> [Collection entries]
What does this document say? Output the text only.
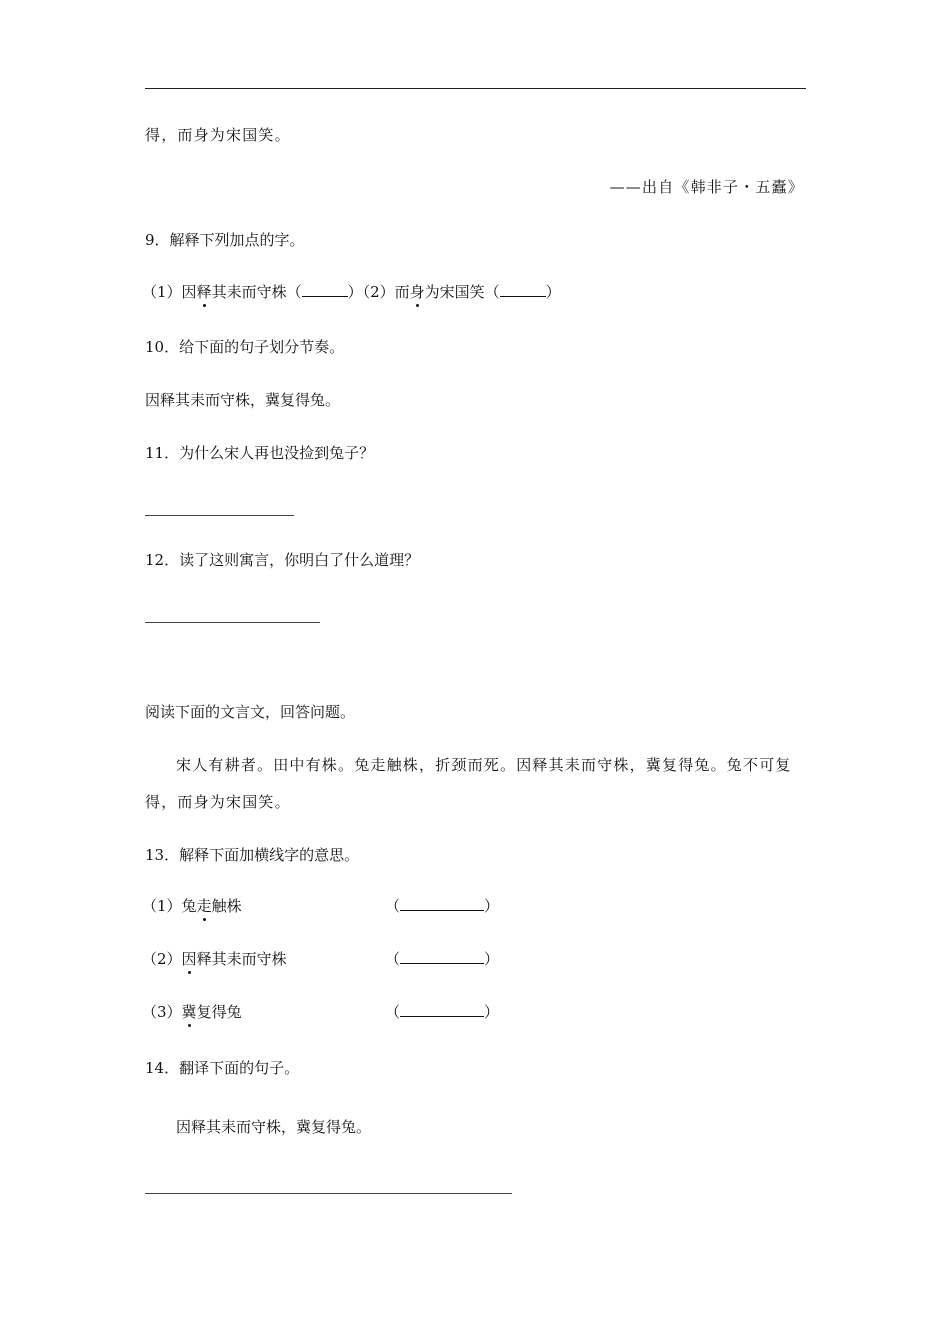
得，而身为宋国笑。
——出自《韩非子・五蠹》
9．解释下列加点的字。
（1）因释其耒而守株（	）（2）而身为宋国笑（	）
10．给下面的句子划分节奏。
因释其耒而守株，冀复得兔。
11．为什么宋人再也没捡到兔子？
12．读了这则寓言，你明白了什么道理？
阅读下面的文言文，回答问题。
宋人有耕者。田中有株。兔走触株，折颈而死。因释其耒而守株，冀复得兔。兔不可复
得，而身为宋国笑。
13．解释下面加横线字的意思。
（1）兔走触株	（	）
（2）因释其耒而守株	（	）
（3）冀复得兔	（	）
14．翻译下面的句子。
因释其耒而守株，冀复得兔。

> [To be done] Only the number is wanted: how many lines of the data contain the word "兔走触株"?

> [Expected answer] 2